* [Your instructions]:
Return each line of the data below verbatim; pictures are to be left out.

* [Records provided]:
-- BEGIN --
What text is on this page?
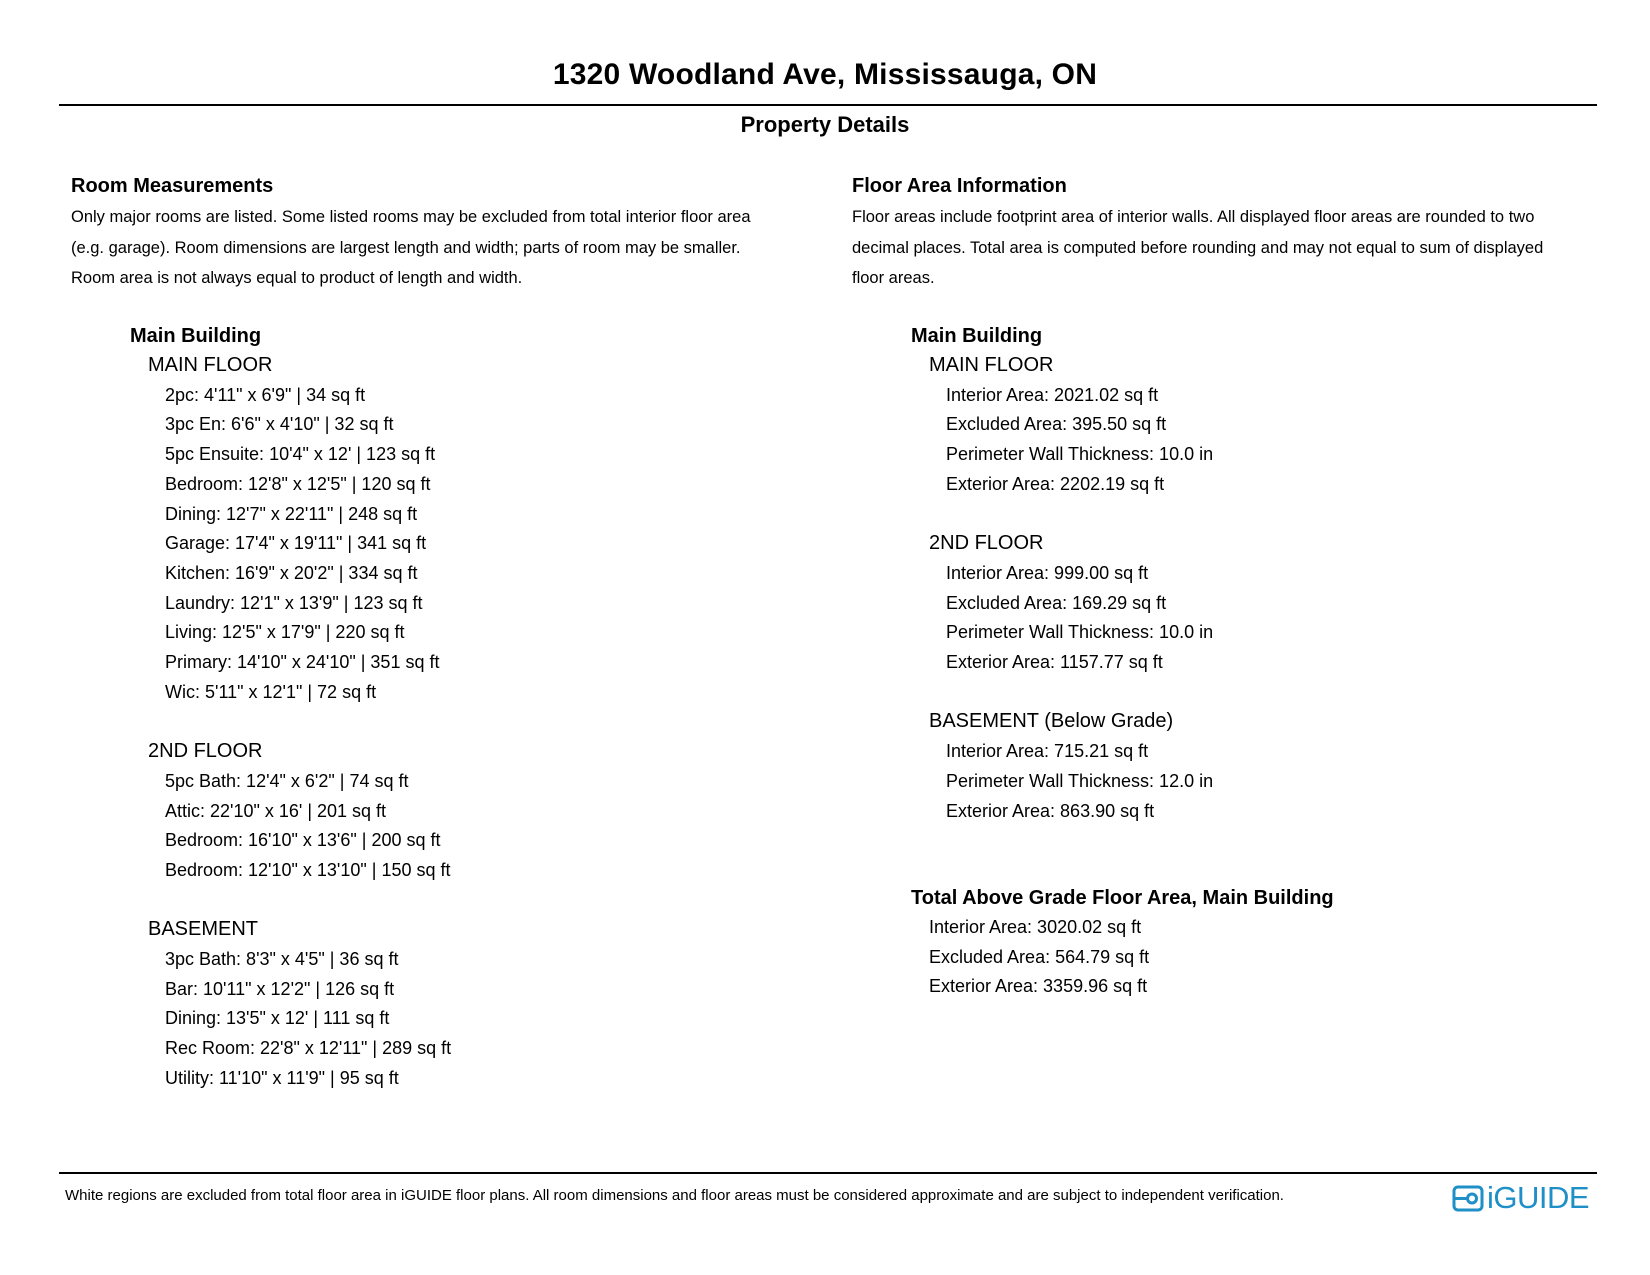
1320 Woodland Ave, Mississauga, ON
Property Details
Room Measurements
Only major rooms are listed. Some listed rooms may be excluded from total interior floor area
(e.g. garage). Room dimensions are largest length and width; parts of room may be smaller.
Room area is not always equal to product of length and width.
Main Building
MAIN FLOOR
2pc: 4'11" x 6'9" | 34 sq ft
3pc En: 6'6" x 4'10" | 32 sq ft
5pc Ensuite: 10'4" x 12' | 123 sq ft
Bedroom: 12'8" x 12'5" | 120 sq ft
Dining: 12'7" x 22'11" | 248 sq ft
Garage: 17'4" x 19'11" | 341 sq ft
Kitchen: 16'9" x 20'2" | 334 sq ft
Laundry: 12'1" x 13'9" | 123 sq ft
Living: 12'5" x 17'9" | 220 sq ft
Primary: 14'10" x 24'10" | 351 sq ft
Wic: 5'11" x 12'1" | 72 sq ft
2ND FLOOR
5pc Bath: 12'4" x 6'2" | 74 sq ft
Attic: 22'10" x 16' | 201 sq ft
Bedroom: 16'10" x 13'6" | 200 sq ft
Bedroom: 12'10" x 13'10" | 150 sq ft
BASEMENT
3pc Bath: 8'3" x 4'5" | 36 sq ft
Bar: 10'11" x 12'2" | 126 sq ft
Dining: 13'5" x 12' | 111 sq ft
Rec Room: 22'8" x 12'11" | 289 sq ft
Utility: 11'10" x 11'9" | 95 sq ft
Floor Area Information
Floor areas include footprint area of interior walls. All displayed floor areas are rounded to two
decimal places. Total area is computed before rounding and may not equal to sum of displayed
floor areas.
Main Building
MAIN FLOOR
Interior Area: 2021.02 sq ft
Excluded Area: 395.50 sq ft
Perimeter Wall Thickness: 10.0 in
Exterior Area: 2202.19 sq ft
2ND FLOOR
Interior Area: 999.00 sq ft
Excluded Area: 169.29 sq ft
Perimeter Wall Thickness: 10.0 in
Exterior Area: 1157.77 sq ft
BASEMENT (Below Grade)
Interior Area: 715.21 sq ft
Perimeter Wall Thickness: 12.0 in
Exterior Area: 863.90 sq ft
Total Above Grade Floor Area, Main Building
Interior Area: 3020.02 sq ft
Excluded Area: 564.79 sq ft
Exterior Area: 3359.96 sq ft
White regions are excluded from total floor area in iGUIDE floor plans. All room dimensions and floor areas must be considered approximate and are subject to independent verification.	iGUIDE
-- END --
* [Finished task]:
What text is on this page?
1320 Woodland Ave, Mississauga, ON
Property Details
Room Measurements
Only major rooms are listed. Some listed rooms may be excluded from total interior floor area
(e.g. garage). Room dimensions are largest length and width; parts of room may be smaller.
Room area is not always equal to product of length and width.
Main Building
MAIN FLOOR
2pc: 4'11" x 6'9" | 34 sq ft
3pc En: 6'6" x 4'10" | 32 sq ft
5pc Ensuite: 10'4" x 12' | 123 sq ft
Bedroom: 12'8" x 12'5" | 120 sq ft
Dining: 12'7" x 22'11" | 248 sq ft
Garage: 17'4" x 19'11" | 341 sq ft
Kitchen: 16'9" x 20'2" | 334 sq ft
Laundry: 12'1" x 13'9" | 123 sq ft
Living: 12'5" x 17'9" | 220 sq ft
Primary: 14'10" x 24'10" | 351 sq ft
Wic: 5'11" x 12'1" | 72 sq ft
2ND FLOOR
5pc Bath: 12'4" x 6'2" | 74 sq ft
Attic: 22'10" x 16' | 201 sq ft
Bedroom: 16'10" x 13'6" | 200 sq ft
Bedroom: 12'10" x 13'10" | 150 sq ft
BASEMENT
3pc Bath: 8'3" x 4'5" | 36 sq ft
Bar: 10'11" x 12'2" | 126 sq ft
Dining: 13'5" x 12' | 111 sq ft
Rec Room: 22'8" x 12'11" | 289 sq ft
Utility: 11'10" x 11'9" | 95 sq ft
Floor Area Information
Floor areas include footprint area of interior walls. All displayed floor areas are rounded to two
decimal places. Total area is computed before rounding and may not equal to sum of displayed
floor areas.
Main Building
MAIN FLOOR
Interior Area: 2021.02 sq ft
Excluded Area: 395.50 sq ft
Perimeter Wall Thickness: 10.0 in
Exterior Area: 2202.19 sq ft
2ND FLOOR
Interior Area: 999.00 sq ft
Excluded Area: 169.29 sq ft
Perimeter Wall Thickness: 10.0 in
Exterior Area: 1157.77 sq ft
BASEMENT (Below Grade)
Interior Area: 715.21 sq ft
Perimeter Wall Thickness: 12.0 in
Exterior Area: 863.90 sq ft
Total Above Grade Floor Area, Main Building
Interior Area: 3020.02 sq ft
Excluded Area: 564.79 sq ft
Exterior Area: 3359.96 sq ft
White regions are excluded from total floor area in iGUIDE floor plans. All room dimensions and floor areas must be considered approximate and are subject to independent verification.	iGUIDE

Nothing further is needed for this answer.